*DATA SECTION*:
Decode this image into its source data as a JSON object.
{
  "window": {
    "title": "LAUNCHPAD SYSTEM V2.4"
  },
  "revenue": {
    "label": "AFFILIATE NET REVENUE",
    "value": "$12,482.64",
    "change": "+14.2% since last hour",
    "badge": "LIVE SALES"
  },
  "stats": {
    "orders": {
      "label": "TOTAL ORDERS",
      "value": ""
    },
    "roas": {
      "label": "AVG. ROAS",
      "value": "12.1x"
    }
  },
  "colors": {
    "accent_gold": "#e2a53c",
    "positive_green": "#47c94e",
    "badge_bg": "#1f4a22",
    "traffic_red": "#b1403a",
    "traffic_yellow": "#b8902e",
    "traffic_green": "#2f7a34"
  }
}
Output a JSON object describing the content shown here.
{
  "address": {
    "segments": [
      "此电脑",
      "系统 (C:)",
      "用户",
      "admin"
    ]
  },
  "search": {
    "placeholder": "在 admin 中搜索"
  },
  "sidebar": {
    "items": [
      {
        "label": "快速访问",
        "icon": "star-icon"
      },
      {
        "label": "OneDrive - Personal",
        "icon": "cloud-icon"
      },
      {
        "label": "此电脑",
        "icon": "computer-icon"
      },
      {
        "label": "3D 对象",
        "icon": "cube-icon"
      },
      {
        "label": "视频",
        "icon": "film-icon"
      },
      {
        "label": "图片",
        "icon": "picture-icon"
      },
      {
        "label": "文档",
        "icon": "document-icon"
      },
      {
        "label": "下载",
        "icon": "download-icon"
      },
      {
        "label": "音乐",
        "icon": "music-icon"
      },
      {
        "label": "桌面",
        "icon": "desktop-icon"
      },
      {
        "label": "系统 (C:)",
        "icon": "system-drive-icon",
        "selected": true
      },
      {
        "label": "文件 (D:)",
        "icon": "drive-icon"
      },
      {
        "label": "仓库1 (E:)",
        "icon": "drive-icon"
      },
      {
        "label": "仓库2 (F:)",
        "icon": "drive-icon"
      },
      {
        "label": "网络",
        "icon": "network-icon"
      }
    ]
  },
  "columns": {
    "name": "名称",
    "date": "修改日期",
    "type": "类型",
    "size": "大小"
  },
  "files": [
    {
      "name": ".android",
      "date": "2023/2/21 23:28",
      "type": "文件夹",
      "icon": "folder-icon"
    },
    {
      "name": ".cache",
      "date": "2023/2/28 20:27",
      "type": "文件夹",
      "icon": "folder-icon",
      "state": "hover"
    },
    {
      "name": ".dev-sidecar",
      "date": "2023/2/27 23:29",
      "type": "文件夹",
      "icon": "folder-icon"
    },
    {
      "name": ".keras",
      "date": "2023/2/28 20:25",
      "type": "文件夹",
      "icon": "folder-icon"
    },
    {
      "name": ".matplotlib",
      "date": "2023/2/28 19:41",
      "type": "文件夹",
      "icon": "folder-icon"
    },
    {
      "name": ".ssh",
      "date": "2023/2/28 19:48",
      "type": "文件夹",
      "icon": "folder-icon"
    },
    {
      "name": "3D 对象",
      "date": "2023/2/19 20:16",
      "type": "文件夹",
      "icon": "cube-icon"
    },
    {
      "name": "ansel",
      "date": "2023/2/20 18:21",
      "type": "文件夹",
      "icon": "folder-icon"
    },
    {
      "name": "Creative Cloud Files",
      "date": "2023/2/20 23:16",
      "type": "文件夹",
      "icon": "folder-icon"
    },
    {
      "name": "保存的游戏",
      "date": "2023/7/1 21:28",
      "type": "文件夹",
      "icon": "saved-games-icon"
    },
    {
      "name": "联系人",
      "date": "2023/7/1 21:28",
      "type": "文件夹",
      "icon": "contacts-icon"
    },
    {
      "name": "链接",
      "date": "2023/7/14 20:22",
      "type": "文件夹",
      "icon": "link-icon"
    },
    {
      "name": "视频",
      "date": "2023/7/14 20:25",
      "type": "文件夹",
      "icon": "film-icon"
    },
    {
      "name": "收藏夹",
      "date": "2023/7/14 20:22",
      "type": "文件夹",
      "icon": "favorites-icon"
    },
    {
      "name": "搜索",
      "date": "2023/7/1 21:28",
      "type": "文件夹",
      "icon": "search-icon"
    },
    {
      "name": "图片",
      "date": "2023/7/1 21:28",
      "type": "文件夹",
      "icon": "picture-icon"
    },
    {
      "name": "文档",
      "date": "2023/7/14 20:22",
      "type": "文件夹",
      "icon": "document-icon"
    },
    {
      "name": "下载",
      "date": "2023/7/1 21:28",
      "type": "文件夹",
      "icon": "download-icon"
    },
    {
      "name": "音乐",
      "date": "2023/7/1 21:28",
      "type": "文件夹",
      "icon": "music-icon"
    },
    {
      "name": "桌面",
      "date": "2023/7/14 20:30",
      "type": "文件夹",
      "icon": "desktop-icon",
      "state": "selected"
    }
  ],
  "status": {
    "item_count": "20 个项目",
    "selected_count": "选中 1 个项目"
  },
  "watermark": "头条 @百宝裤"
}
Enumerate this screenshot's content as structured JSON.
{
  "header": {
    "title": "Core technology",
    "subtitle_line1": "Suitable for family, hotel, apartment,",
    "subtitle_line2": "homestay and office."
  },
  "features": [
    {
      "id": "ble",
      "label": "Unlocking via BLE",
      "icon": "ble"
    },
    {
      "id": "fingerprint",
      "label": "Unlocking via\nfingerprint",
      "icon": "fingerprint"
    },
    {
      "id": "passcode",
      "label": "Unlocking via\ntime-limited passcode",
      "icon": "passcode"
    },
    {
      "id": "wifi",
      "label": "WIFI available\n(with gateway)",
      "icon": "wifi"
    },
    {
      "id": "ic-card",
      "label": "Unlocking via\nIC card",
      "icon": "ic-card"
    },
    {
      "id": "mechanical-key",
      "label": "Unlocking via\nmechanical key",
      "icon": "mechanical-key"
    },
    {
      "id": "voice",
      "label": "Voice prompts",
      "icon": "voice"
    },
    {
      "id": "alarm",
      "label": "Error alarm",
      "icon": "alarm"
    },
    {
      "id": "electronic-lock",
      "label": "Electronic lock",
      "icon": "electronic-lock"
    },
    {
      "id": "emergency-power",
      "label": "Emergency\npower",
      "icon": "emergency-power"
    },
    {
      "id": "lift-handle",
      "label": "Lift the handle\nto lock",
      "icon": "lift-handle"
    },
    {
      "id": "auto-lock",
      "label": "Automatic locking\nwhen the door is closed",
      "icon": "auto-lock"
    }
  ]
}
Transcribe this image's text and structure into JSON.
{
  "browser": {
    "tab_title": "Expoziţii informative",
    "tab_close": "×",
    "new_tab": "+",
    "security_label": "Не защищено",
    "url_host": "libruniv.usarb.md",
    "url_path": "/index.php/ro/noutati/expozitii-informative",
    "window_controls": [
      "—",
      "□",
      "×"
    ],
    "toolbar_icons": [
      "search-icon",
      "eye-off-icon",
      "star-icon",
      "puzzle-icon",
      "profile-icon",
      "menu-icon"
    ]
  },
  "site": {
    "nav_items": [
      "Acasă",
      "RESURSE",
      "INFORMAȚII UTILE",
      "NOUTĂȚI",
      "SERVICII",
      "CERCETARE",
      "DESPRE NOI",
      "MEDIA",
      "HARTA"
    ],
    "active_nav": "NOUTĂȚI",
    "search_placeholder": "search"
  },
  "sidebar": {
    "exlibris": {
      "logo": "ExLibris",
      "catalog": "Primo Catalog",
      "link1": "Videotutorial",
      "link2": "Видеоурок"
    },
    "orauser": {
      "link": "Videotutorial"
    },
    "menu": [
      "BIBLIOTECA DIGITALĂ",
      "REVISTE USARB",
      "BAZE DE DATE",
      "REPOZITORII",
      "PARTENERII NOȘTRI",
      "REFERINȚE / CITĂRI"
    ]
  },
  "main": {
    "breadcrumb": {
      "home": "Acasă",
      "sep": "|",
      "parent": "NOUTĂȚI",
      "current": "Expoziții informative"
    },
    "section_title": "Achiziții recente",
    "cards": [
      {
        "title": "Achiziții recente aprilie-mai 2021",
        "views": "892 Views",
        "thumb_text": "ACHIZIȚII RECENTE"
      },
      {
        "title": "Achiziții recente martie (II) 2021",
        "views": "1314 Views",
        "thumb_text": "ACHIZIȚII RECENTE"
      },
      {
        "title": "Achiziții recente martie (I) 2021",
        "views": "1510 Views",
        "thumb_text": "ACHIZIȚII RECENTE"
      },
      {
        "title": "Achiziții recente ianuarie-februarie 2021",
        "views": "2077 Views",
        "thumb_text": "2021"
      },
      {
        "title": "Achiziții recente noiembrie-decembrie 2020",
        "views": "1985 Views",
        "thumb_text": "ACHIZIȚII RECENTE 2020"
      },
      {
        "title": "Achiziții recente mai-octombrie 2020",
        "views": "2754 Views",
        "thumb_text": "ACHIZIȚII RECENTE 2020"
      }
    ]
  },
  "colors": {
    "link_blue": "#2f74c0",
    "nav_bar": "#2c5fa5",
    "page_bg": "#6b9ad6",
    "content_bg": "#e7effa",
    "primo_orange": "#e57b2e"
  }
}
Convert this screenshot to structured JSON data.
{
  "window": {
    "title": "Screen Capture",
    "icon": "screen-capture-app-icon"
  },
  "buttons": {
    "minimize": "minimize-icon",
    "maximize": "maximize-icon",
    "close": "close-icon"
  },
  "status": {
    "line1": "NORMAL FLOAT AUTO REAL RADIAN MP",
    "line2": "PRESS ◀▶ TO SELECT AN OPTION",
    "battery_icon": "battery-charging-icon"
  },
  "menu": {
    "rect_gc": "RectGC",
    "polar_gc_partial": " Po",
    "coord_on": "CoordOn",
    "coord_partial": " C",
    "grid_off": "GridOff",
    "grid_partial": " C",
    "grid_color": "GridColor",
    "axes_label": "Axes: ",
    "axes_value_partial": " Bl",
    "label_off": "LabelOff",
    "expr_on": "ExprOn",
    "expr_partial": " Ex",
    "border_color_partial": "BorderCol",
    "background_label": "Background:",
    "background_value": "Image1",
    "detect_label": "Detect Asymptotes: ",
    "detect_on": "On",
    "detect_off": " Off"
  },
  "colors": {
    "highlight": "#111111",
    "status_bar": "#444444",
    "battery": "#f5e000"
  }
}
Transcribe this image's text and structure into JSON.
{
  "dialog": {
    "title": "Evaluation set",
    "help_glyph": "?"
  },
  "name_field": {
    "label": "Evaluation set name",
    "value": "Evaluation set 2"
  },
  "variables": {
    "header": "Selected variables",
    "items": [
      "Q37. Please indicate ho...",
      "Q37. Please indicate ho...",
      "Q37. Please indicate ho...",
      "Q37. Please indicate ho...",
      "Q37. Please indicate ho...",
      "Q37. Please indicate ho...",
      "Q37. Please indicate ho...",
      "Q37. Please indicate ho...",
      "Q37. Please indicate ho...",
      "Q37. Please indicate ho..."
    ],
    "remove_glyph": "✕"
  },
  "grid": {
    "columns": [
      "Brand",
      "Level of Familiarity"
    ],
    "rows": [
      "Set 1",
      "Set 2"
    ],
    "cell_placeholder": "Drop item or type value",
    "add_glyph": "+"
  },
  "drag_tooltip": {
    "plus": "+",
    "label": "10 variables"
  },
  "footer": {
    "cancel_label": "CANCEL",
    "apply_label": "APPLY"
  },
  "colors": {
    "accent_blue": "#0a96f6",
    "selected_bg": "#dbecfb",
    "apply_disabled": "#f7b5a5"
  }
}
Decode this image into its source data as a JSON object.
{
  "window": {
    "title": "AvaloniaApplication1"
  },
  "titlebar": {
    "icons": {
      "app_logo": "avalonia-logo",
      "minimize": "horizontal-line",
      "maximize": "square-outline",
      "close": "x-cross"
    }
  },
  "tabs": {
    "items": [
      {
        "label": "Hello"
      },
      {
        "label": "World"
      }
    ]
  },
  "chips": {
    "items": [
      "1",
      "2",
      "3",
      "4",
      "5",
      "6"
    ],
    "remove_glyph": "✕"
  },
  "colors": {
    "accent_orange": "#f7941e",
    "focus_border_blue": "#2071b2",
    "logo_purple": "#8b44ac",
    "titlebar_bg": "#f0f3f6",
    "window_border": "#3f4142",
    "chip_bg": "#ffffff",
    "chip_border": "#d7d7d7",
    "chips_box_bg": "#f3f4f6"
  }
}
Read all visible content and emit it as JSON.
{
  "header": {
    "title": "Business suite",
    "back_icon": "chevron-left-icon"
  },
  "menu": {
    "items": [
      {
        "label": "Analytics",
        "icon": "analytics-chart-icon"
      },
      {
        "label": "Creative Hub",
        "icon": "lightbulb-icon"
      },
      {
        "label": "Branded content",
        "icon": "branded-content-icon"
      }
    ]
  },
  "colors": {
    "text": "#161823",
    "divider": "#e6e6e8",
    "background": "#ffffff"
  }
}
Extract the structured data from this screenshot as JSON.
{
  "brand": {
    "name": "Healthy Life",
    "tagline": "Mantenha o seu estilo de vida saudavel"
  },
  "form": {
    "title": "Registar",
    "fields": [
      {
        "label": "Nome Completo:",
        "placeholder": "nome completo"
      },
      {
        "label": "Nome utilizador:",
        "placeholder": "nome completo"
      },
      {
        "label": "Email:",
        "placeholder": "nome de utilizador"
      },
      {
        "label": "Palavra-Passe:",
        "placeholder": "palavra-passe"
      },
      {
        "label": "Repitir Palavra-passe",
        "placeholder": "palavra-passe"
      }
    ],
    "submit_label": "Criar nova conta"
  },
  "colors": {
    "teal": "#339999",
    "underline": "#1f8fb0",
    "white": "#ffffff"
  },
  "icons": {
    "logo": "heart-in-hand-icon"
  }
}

*CHALLENGE*:
What is the number of lines above that contain the string "views"? Answer with the number alone.

*FINAL RESULT*:
6